(Data entries)
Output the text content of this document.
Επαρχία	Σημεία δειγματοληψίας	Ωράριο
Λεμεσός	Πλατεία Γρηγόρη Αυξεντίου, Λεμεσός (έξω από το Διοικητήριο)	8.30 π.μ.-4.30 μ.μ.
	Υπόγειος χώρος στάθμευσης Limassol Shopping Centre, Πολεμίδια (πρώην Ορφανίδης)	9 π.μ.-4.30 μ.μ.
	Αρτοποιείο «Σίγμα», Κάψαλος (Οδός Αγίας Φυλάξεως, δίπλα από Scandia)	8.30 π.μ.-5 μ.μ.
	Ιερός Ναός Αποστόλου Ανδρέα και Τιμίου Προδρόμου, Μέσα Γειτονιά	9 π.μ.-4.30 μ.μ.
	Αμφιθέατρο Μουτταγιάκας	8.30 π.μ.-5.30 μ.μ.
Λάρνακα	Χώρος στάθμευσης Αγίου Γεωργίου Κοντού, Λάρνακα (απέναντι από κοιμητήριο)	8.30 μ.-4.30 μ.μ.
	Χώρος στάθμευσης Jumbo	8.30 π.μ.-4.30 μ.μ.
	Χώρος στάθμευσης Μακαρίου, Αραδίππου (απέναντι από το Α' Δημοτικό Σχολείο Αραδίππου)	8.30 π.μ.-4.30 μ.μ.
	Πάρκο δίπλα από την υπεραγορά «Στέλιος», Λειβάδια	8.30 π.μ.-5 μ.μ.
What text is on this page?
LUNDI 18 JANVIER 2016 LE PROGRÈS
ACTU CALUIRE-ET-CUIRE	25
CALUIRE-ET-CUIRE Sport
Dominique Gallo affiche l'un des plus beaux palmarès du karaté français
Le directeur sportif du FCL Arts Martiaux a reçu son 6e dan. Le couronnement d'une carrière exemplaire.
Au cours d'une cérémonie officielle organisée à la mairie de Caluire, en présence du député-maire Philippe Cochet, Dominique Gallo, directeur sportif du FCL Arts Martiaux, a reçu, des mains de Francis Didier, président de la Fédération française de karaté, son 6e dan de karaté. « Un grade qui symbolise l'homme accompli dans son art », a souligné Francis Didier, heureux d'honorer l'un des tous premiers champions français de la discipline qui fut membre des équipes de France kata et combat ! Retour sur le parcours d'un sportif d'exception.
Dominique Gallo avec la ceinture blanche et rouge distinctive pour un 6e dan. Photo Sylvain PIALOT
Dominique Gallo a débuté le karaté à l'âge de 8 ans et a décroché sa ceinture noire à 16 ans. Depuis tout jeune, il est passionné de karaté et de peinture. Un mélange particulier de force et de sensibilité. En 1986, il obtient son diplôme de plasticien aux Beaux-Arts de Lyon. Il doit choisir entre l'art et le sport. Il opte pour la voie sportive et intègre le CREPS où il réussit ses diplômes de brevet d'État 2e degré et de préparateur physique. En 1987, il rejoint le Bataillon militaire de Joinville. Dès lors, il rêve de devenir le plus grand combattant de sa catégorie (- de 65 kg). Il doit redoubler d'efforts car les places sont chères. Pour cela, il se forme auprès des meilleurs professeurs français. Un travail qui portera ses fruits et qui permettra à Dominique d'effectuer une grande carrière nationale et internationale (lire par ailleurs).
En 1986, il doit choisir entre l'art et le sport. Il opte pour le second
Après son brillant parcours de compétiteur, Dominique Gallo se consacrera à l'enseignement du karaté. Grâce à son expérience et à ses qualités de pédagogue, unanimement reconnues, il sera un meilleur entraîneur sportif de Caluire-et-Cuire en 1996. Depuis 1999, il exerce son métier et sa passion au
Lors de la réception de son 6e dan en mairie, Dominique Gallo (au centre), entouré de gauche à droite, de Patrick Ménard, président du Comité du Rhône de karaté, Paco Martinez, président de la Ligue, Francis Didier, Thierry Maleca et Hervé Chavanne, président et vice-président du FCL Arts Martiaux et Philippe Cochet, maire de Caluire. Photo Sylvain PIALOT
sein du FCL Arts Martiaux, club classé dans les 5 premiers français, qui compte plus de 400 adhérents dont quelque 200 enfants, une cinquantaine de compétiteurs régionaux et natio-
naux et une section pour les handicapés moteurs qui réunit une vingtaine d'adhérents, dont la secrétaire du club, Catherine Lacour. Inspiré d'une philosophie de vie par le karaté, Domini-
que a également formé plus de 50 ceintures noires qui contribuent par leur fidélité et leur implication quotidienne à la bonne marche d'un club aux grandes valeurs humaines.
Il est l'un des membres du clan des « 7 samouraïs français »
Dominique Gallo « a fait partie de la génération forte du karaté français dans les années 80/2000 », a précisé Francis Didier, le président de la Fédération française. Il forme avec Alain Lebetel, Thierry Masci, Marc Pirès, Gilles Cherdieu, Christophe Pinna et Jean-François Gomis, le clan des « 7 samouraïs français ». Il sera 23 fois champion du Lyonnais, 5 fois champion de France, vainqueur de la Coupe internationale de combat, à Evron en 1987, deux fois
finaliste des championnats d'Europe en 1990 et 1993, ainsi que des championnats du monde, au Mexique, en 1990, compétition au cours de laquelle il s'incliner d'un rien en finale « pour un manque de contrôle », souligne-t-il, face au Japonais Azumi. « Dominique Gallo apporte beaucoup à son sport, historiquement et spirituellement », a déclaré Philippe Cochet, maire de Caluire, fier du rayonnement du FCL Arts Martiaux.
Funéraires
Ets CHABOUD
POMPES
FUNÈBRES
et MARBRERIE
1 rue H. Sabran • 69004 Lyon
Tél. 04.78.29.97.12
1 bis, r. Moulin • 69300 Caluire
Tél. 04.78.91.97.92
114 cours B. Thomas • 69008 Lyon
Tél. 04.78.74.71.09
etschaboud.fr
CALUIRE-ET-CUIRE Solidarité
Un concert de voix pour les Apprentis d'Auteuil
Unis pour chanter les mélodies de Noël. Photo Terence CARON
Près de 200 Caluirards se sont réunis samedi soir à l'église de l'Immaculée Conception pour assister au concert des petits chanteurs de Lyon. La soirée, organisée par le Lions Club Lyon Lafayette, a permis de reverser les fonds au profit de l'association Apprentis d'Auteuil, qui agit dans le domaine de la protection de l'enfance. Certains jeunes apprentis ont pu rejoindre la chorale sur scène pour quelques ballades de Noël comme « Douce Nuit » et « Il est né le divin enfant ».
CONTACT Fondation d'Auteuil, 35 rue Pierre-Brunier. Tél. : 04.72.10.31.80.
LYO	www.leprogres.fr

> JOB: Transcribe the whole listing exactly.

> SOLVED EXERCISE:
Output the text content of this document.
Επαρχία	Σημεία δειγματοληψίας	Ωράριο
Λεμεσός	Πλατεία Γρηγόρη Αυξεντίου, Λεμεσός (έξω από το Διοικητήριο)	8.30 π.μ.-4.30 μ.μ.
	Υπόγειος χώρος στάθμευσης Limassol Shopping Centre, Πολεμίδια (πρώην Ορφανίδης)	9 π.μ.-4.30 μ.μ.
	Αρτοποιείο «Σίγμα», Κάψαλος (Οδός Αγίας Φυλάξεως, δίπλα από Scandia)	8.30 π.μ.-5 μ.μ.
	Ιερός Ναός Αποστόλου Ανδρέα και Τιμίου Προδρόμου, Μέσα Γειτονιά	9 π.μ.-4.30 μ.μ.
	Αμφιθέατρο Μουτταγιάκας	8.30 π.μ.-5.30 μ.μ.
Λάρνακα	Χώρος στάθμευσης Αγίου Γεωργίου Κοντού, Λάρνακα (απέναντι από κοιμητήριο)	8.30 μ.-4.30 μ.μ.
	Χώρος στάθμευσης Jumbo	8.30 π.μ.-4.30 μ.μ.
	Χώρος στάθμευσης Μακαρίου, Αραδίππου (απέναντι από το Α' Δημοτικό Σχολείο Αραδίππου)	8.30 π.μ.-4.30 μ.μ.
	Πάρκο δίπλα από την υπεραγορά «Στέλιος», Λειβάδια	8.30 π.μ.-5 μ.μ.
What text is on this page?
LUNDI 18 JANVIER 2016 LE PROGRÈS
ACTU CALUIRE-ET-CUIRE	25
CALUIRE-ET-CUIRE Sport
Dominique Gallo affiche l'un des plus beaux palmarès du karaté français
Le directeur sportif du FCL Arts Martiaux a reçu son 6e dan. Le couronnement d'une carrière exemplaire.
Au cours d'une cérémonie officielle organisée à la mairie de Caluire, en présence du député-maire Philippe Cochet, Dominique Gallo, directeur sportif du FCL Arts Martiaux, a reçu, des mains de Francis Didier, président de la Fédération française de karaté, son 6e dan de karaté. « Un grade qui symbolise l'homme accompli dans son art », a souligné Francis Didier, heureux d'honorer l'un des tous premiers champions français de la discipline qui fut membre des équipes de France kata et combat ! Retour sur le parcours d'un sportif d'exception.
Dominique Gallo avec la ceinture blanche et rouge distinctive pour un 6e dan. Photo Sylvain PIALOT
Dominique Gallo a débuté le karaté à l'âge de 8 ans et a décroché sa ceinture noire à 16 ans. Depuis tout jeune, il est passionné de karaté et de peinture. Un mélange particulier de force et de sensibilité. En 1986, il obtient son diplôme de plasticien aux Beaux-Arts de Lyon. Il doit choisir entre l'art et le sport. Il opte pour la voie sportive et intègre le CREPS où il réussit ses diplômes de brevet d'État 2e degré et de préparateur physique. En 1987, il rejoint le Bataillon militaire de Joinville. Dès lors, il rêve de devenir le plus grand combattant de sa catégorie (- de 65 kg). Il doit redoubler d'efforts car les places sont chères. Pour cela, il se forme auprès des meilleurs professeurs français. Un travail qui portera ses fruits et qui permettra à Dominique d'effectuer une grande carrière nationale et internationale (lire par ailleurs).
En 1986, il doit choisir entre l'art et le sport. Il opte pour le second
Après son brillant parcours de compétiteur, Dominique Gallo se consacrera à l'enseignement du karaté. Grâce à son expérience et à ses qualités de pédagogue, unanimement reconnues, il sera un meilleur entraîneur sportif de Caluire-et-Cuire en 1996. Depuis 1999, il exerce son métier et sa passion au
Lors de la réception de son 6e dan en mairie, Dominique Gallo (au centre), entouré de gauche à droite, de Patrick Ménard, président du Comité du Rhône de karaté, Paco Martinez, président de la Ligue, Francis Didier, Thierry Maleca et Hervé Chavanne, président et vice-président du FCL Arts Martiaux et Philippe Cochet, maire de Caluire. Photo Sylvain PIALOT
sein du FCL Arts Martiaux, club classé dans les 5 premiers français, qui compte plus de 400 adhérents dont quelque 200 enfants, une cinquantaine de compétiteurs régionaux et natio-
naux et une section pour les handicapés moteurs qui réunit une vingtaine d'adhérents, dont la secrétaire du club, Catherine Lacour. Inspiré d'une philosophie de vie par le karaté, Domini-
que a également formé plus de 50 ceintures noires qui contribuent par leur fidélité et leur implication quotidienne à la bonne marche d'un club aux grandes valeurs humaines.
Il est l'un des membres du clan des « 7 samouraïs français »
Dominique Gallo « a fait partie de la génération forte du karaté français dans les années 80/2000 », a précisé Francis Didier, le président de la Fédération française. Il forme avec Alain Lebetel, Thierry Masci, Marc Pirès, Gilles Cherdieu, Christophe Pinna et Jean-François Gomis, le clan des « 7 samouraïs français ». Il sera 23 fois champion du Lyonnais, 5 fois champion de France, vainqueur de la Coupe internationale de combat, à Evron en 1987, deux fois
finaliste des championnats d'Europe en 1990 et 1993, ainsi que des championnats du monde, au Mexique, en 1990, compétition au cours de laquelle il s'incliner d'un rien en finale « pour un manque de contrôle », souligne-t-il, face au Japonais Azumi. « Dominique Gallo apporte beaucoup à son sport, historiquement et spirituellement », a déclaré Philippe Cochet, maire de Caluire, fier du rayonnement du FCL Arts Martiaux.
Funéraires
Ets CHABOUD
POMPES
FUNÈBRES
et MARBRERIE
1 rue H. Sabran • 69004 Lyon
Tél. 04.78.29.97.12
1 bis, r. Moulin • 69300 Caluire
Tél. 04.78.91.97.92
114 cours B. Thomas • 69008 Lyon
Tél. 04.78.74.71.09
etschaboud.fr
CALUIRE-ET-CUIRE Solidarité
Un concert de voix pour les Apprentis d'Auteuil
Unis pour chanter les mélodies de Noël. Photo Terence CARON
Près de 200 Caluirards se sont réunis samedi soir à l'église de l'Immaculée Conception pour assister au concert des petits chanteurs de Lyon. La soirée, organisée par le Lions Club Lyon Lafayette, a permis de reverser les fonds au profit de l'association Apprentis d'Auteuil, qui agit dans le domaine de la protection de l'enfance. Certains jeunes apprentis ont pu rejoindre la chorale sur scène pour quelques ballades de Noël comme « Douce Nuit » et « Il est né le divin enfant ».
CONTACT Fondation d'Auteuil, 35 rue Pierre-Brunier. Tél. : 04.72.10.31.80.
LYO	www.leprogres.fr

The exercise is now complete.